REQUEST: Write the listing below out again exactly, dropping the images.

INFORMATION GIVEN:
<<<<

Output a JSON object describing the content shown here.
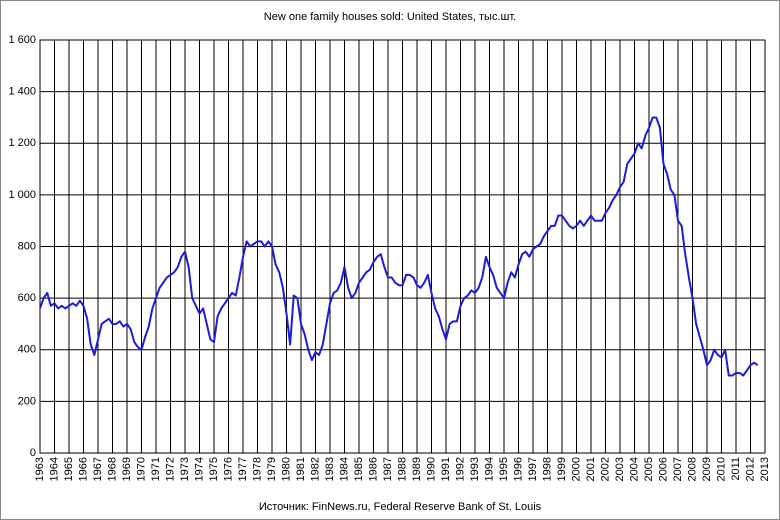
{
  "chart_data": {
    "type": "line",
    "title": "New one family houses sold: United States, тыс.шт.",
    "source": "Источник:  FinNews.ru,  Federal  Reserve  Bank of St. Louis",
    "color": "#1c1cdc",
    "grid": true,
    "x": [
      1963,
      1963.25,
      1963.5,
      1963.75,
      1964,
      1964.25,
      1964.5,
      1964.75,
      1965,
      1965.25,
      1965.5,
      1965.75,
      1966,
      1966.25,
      1966.5,
      1966.75,
      1967,
      1967.25,
      1967.5,
      1967.75,
      1968,
      1968.25,
      1968.5,
      1968.75,
      1969,
      1969.25,
      1969.5,
      1969.75,
      1970,
      1970.25,
      1970.5,
      1970.75,
      1971,
      1971.25,
      1971.5,
      1971.75,
      1972,
      1972.25,
      1972.5,
      1972.75,
      1973,
      1973.25,
      1973.5,
      1973.75,
      1974,
      1974.25,
      1974.5,
      1974.75,
      1975,
      1975.25,
      1975.5,
      1975.75,
      1976,
      1976.25,
      1976.5,
      1976.75,
      1977,
      1977.25,
      1977.5,
      1977.75,
      1978,
      1978.25,
      1978.5,
      1978.75,
      1979,
      1979.25,
      1979.5,
      1979.75,
      1980,
      1980.25,
      1980.5,
      1980.75,
      1981,
      1981.25,
      1981.5,
      1981.75,
      1982,
      1982.25,
      1982.5,
      1982.75,
      1983,
      1983.25,
      1983.5,
      1983.75,
      1984,
      1984.25,
      1984.5,
      1984.75,
      1985,
      1985.25,
      1985.5,
      1985.75,
      1986,
      1986.25,
      1986.5,
      1986.75,
      1987,
      1987.25,
      1987.5,
      1987.75,
      1988,
      1988.25,
      1988.5,
      1988.75,
      1989,
      1989.25,
      1989.5,
      1989.75,
      1990,
      1990.25,
      1990.5,
      1990.75,
      1991,
      1991.25,
      1991.5,
      1991.75,
      1992,
      1992.25,
      1992.5,
      1992.75,
      1993,
      1993.25,
      1993.5,
      1993.75,
      1994,
      1994.25,
      1994.5,
      1994.75,
      1995,
      1995.25,
      1995.5,
      1995.75,
      1996,
      1996.25,
      1996.5,
      1996.75,
      1997,
      1997.25,
      1997.5,
      1997.75,
      1998,
      1998.25,
      1998.5,
      1998.75,
      1999,
      1999.25,
      1999.5,
      1999.75,
      2000,
      2000.25,
      2000.5,
      2000.75,
      2001,
      2001.25,
      2001.5,
      2001.75,
      2002,
      2002.25,
      2002.5,
      2002.75,
      2003,
      2003.25,
      2003.5,
      2003.75,
      2004,
      2004.25,
      2004.5,
      2004.75,
      2005,
      2005.25,
      2005.5,
      2005.75,
      2006,
      2006.25,
      2006.5,
      2006.75,
      2007,
      2007.25,
      2007.5,
      2007.75,
      2008,
      2008.25,
      2008.5,
      2008.75,
      2009,
      2009.25,
      2009.5,
      2009.75,
      2010,
      2010.25,
      2010.5,
      2010.75,
      2011,
      2011.25,
      2011.5,
      2011.75,
      2012,
      2012.25,
      2012.5
    ],
    "values": [
      560,
      600,
      620,
      570,
      580,
      560,
      570,
      560,
      570,
      580,
      570,
      590,
      570,
      520,
      420,
      380,
      440,
      500,
      510,
      520,
      500,
      500,
      510,
      490,
      500,
      480,
      430,
      410,
      400,
      450,
      490,
      560,
      600,
      640,
      660,
      680,
      690,
      700,
      720,
      760,
      780,
      720,
      600,
      570,
      540,
      560,
      500,
      440,
      430,
      530,
      560,
      580,
      600,
      620,
      610,
      680,
      760,
      820,
      800,
      810,
      820,
      820,
      800,
      820,
      800,
      730,
      700,
      640,
      540,
      420,
      610,
      600,
      500,
      460,
      400,
      360,
      390,
      380,
      420,
      500,
      580,
      620,
      630,
      660,
      720,
      640,
      600,
      620,
      660,
      680,
      700,
      710,
      740,
      760,
      770,
      720,
      680,
      680,
      660,
      650,
      650,
      690,
      690,
      680,
      650,
      640,
      660,
      690,
      620,
      560,
      530,
      480,
      440,
      500,
      510,
      510,
      570,
      600,
      610,
      630,
      620,
      640,
      680,
      760,
      720,
      690,
      640,
      620,
      600,
      660,
      700,
      680,
      730,
      770,
      780,
      760,
      790,
      800,
      810,
      840,
      860,
      880,
      880,
      920,
      920,
      900,
      880,
      870,
      880,
      900,
      880,
      900,
      920,
      900,
      900,
      900,
      930,
      950,
      980,
      1000,
      1030,
      1050,
      1120,
      1140,
      1160,
      1200,
      1180,
      1230,
      1260,
      1300,
      1300,
      1260,
      1120,
      1080,
      1020,
      1000,
      900,
      880,
      770,
      680,
      600,
      500,
      450,
      400,
      340,
      360,
      400,
      380,
      370,
      400,
      300,
      300,
      310,
      310,
      300,
      320,
      340,
      350,
      340
    ],
    "xlim": [
      1963,
      2013
    ],
    "xticks": [
      1963,
      1964,
      1965,
      1966,
      1967,
      1968,
      1969,
      1970,
      1971,
      1972,
      1973,
      1974,
      1975,
      1976,
      1977,
      1978,
      1979,
      1980,
      1981,
      1982,
      1983,
      1984,
      1985,
      1986,
      1987,
      1988,
      1989,
      1990,
      1991,
      1992,
      1993,
      1994,
      1995,
      1996,
      1997,
      1998,
      1999,
      2000,
      2001,
      2002,
      2003,
      2004,
      2005,
      2006,
      2007,
      2008,
      2009,
      2010,
      2011,
      2012,
      2013
    ],
    "ylim": [
      0,
      1600
    ],
    "yticks": [
      0,
      200,
      400,
      600,
      800,
      {
        "value": 1000,
        "label": "1 000"
      },
      {
        "value": 1200,
        "label": "1 200"
      },
      {
        "value": 1400,
        "label": "1 400"
      },
      {
        "value": 1600,
        "label": "1 600"
      }
    ]
  }
}
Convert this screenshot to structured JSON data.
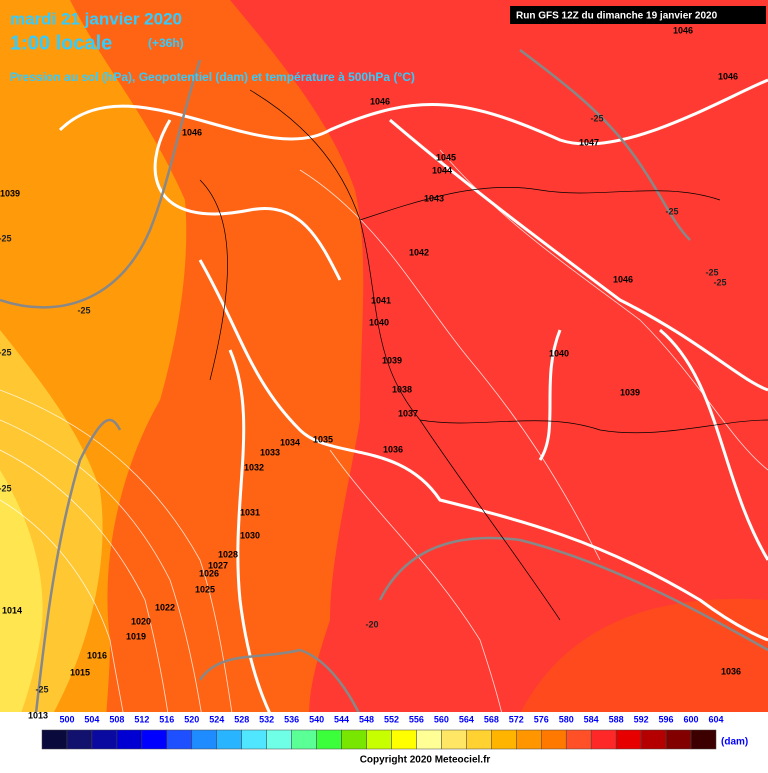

>>>>

EXPECTED OUTPUT:
Output a JSON object describing the content shown here.
{
  "chart_data": {
    "type": "line",
    "title": "New one family houses sold: United States, тыс.шт.",
    "source": "Источник:  FinNews.ru,  Federal  Reserve  Bank of St. Louis",
    "color": "#1c1cdc",
    "grid": true,
    "x": [
      1963,
      1963.25,
      1963.5,
      1963.75,
      1964,
      1964.25,
      1964.5,
      1964.75,
      1965,
      1965.25,
      1965.5,
      1965.75,
      1966,
      1966.25,
      1966.5,
      1966.75,
      1967,
      1967.25,
      1967.5,
      1967.75,
      1968,
      1968.25,
      1968.5,
      1968.75,
      1969,
      1969.25,
      1969.5,
      1969.75,
      1970,
      1970.25,
      1970.5,
      1970.75,
      1971,
      1971.25,
      1971.5,
      1971.75,
      1972,
      1972.25,
      1972.5,
      1972.75,
      1973,
      1973.25,
      1973.5,
      1973.75,
      1974,
      1974.25,
      1974.5,
      1974.75,
      1975,
      1975.25,
      1975.5,
      1975.75,
      1976,
      1976.25,
      1976.5,
      1976.75,
      1977,
      1977.25,
      1977.5,
      1977.75,
      1978,
      1978.25,
      1978.5,
      1978.75,
      1979,
      1979.25,
      1979.5,
      1979.75,
      1980,
      1980.25,
      1980.5,
      1980.75,
      1981,
      1981.25,
      1981.5,
      1981.75,
      1982,
      1982.25,
      1982.5,
      1982.75,
      1983,
      1983.25,
      1983.5,
      1983.75,
      1984,
      1984.25,
      1984.5,
      1984.75,
      1985,
      1985.25,
      1985.5,
      1985.75,
      1986,
      1986.25,
      1986.5,
      1986.75,
      1987,
      1987.25,
      1987.5,
      1987.75,
      1988,
      1988.25,
      1988.5,
      1988.75,
      1989,
      1989.25,
      1989.5,
      1989.75,
      1990,
      1990.25,
      1990.5,
      1990.75,
      1991,
      1991.25,
      1991.5,
      1991.75,
      1992,
      1992.25,
      1992.5,
      1992.75,
      1993,
      1993.25,
      1993.5,
      1993.75,
      1994,
      1994.25,
      1994.5,
      1994.75,
      1995,
      1995.25,
      1995.5,
      1995.75,
      1996,
      1996.25,
      1996.5,
      1996.75,
      1997,
      1997.25,
      1997.5,
      1997.75,
      1998,
      1998.25,
      1998.5,
      1998.75,
      1999,
      1999.25,
      1999.5,
      1999.75,
      2000,
      2000.25,
      2000.5,
      2000.75,
      2001,
      2001.25,
      2001.5,
      2001.75,
      2002,
      2002.25,
      2002.5,
      2002.75,
      2003,
      2003.25,
      2003.5,
      2003.75,
      2004,
      2004.25,
      2004.5,
      2004.75,
      2005,
      2005.25,
      2005.5,
      2005.75,
      2006,
      2006.25,
      2006.5,
      2006.75,
      2007,
      2007.25,
      2007.5,
      2007.75,
      2008,
      2008.25,
      2008.5,
      2008.75,
      2009,
      2009.25,
      2009.5,
      2009.75,
      2010,
      2010.25,
      2010.5,
      2010.75,
      2011,
      2011.25,
      2011.5,
      2011.75,
      2012,
      2012.25,
      2012.5
    ],
    "values": [
      560,
      600,
      620,
      570,
      580,
      560,
      570,
      560,
      570,
      580,
      570,
      590,
      570,
      520,
      420,
      380,
      440,
      500,
      510,
      520,
      500,
      500,
      510,
      490,
      500,
      480,
      430,
      410,
      400,
      450,
      490,
      560,
      600,
      640,
      660,
      680,
      690,
      700,
      720,
      760,
      780,
      720,
      600,
      570,
      540,
      560,
      500,
      440,
      430,
      530,
      560,
      580,
      600,
      620,
      610,
      680,
      760,
      820,
      800,
      810,
      820,
      820,
      800,
      820,
      800,
      730,
      700,
      640,
      540,
      420,
      610,
      600,
      500,
      460,
      400,
      360,
      390,
      380,
      420,
      500,
      580,
      620,
      630,
      660,
      720,
      640,
      600,
      620,
      660,
      680,
      700,
      710,
      740,
      760,
      770,
      720,
      680,
      680,
      660,
      650,
      650,
      690,
      690,
      680,
      650,
      640,
      660,
      690,
      620,
      560,
      530,
      480,
      440,
      500,
      510,
      510,
      570,
      600,
      610,
      630,
      620,
      640,
      680,
      760,
      720,
      690,
      640,
      620,
      600,
      660,
      700,
      680,
      730,
      770,
      780,
      760,
      790,
      800,
      810,
      840,
      860,
      880,
      880,
      920,
      920,
      900,
      880,
      870,
      880,
      900,
      880,
      900,
      920,
      900,
      900,
      900,
      930,
      950,
      980,
      1000,
      1030,
      1050,
      1120,
      1140,
      1160,
      1200,
      1180,
      1230,
      1260,
      1300,
      1300,
      1260,
      1120,
      1080,
      1020,
      1000,
      900,
      880,
      770,
      680,
      600,
      500,
      450,
      400,
      340,
      360,
      400,
      380,
      370,
      400,
      300,
      300,
      310,
      310,
      300,
      320,
      340,
      350,
      340
    ],
    "xlim": [
      1963,
      2013
    ],
    "xticks": [
      1963,
      1964,
      1965,
      1966,
      1967,
      1968,
      1969,
      1970,
      1971,
      1972,
      1973,
      1974,
      1975,
      1976,
      1977,
      1978,
      1979,
      1980,
      1981,
      1982,
      1983,
      1984,
      1985,
      1986,
      1987,
      1988,
      1989,
      1990,
      1991,
      1992,
      1993,
      1994,
      1995,
      1996,
      1997,
      1998,
      1999,
      2000,
      2001,
      2002,
      2003,
      2004,
      2005,
      2006,
      2007,
      2008,
      2009,
      2010,
      2011,
      2012,
      2013
    ],
    "ylim": [
      0,
      1600
    ],
    "yticks": [
      0,
      200,
      400,
      600,
      800,
      {
        "value": 1000,
        "label": "1 000"
      },
      {
        "value": 1200,
        "label": "1 200"
      },
      {
        "value": 1400,
        "label": "1 400"
      },
      {
        "value": 1600,
        "label": "1 600"
      }
    ]
  }
}
Convert this screenshot to structured JSON data.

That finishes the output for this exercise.